In addition to this we continue to see how much engagement is driven on Netflix for licensed theatrical films. I know, I say it every earnings but there always seems to be a new way of demonstrating the drum beat on this strategy. This time around it’s a new-from-the-cinema trio. Migration (launched in theaters October 2023 from Illumination), Trolls Band Together (launched in theaters November 2023 from DreamWorks), and The Garfield Movie (launched in theaters May 2024 from Sony) all landed on Netflix US, driving enough viewership to hit the Global Top 10s. I’ll do a follow-up post on these titles once I have more US-specific data in from Nielsen.
Series
In TV, Hot Wheels stayed pretty hot. This new show, based on the toy line from Mattel, launched in March. We can see from the H1 2024 six-month Netflix Engagement Report that it drove fairly hard on viewership from the get-go. Season 2 hit in September and would see it back in the Global Top 10 for a week.
Another one to watch is Mermaid Magic, from the creator of Winx Club, based out of Italy. It is a lavishly rainbowed, girltastic world where unicorns mermaids meet high school meet magical dark forces. That sentence might sound familiar. The show is guaranteed to pair perfectly with Unicorn Academy, which launched from Spin Master on Netflix last year.
Mermaid Magic did just over half the business on launch performance that Unicorn Academy did, but did it have half of the marketing budget? From what I can see there’s no notable Roblox activity pushing the show, and no major profile or full episodes on the Netflix After School YouTube. Unicorn Academy had the benefit of both of these.

** Task to carry out **
Transcribe everything from "In addition to" down to "in from Nielsen." in the Netflix viewership excerpt above.

** Dataset content **

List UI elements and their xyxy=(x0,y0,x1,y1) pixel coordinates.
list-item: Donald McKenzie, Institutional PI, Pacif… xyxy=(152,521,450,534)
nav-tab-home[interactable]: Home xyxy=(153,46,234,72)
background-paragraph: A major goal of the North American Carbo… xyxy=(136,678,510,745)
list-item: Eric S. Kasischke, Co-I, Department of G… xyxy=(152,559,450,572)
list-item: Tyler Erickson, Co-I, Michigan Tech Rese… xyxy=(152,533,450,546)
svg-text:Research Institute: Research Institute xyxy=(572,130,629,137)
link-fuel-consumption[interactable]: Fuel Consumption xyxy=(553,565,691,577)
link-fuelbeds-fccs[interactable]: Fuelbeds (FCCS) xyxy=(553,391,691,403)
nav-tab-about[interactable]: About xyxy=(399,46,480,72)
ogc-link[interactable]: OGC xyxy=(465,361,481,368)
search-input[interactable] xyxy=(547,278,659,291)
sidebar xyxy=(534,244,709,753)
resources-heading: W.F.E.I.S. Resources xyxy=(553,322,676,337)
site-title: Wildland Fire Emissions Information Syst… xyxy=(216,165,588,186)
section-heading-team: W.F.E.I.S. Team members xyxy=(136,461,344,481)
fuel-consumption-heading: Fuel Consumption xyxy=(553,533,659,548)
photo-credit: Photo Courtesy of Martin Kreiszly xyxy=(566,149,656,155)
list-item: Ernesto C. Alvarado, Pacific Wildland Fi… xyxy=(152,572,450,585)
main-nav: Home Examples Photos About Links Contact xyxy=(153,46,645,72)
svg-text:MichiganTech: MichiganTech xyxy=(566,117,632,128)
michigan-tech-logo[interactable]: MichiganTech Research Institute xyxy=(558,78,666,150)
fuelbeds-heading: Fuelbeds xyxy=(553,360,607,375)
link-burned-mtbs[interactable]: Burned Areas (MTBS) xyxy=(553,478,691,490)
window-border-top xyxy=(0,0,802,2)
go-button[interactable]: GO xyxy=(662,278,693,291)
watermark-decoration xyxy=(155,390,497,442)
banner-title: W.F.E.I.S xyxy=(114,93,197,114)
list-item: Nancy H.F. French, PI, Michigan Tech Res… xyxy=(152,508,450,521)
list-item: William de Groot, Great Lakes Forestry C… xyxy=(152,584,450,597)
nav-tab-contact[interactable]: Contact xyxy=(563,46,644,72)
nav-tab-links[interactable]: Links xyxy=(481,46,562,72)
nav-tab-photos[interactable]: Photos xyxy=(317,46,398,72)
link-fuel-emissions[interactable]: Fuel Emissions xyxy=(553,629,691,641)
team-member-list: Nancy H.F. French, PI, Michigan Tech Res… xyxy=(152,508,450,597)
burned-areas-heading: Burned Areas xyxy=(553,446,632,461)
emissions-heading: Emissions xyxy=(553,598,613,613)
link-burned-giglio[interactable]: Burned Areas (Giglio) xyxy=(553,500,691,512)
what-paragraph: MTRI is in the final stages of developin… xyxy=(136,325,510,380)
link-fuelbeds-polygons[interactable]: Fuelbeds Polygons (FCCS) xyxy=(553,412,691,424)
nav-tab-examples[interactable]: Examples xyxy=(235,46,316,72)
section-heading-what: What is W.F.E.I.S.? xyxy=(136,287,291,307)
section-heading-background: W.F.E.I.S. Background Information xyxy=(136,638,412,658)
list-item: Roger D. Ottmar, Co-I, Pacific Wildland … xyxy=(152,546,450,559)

** Reply **
In addition to this we continue to see how much engagement is driven on Netflix for licensed theatrical films. I know, I say it every earnings but there always seems to be a new way of demonstrating the drum beat on this strategy. This time around it’s a new-from-the-cinema trio. Migration (launched in theaters October 2023 from Illumination), Trolls Band Together (launched in theaters November 2023 from DreamWorks), and The Garfield Movie (launched in theaters May 2024 from Sony) all landed on Netflix US, driving enough viewership to hit the Global Top 10s. I’ll do a follow-up post on these titles once I have more US-specific data in from Nielsen.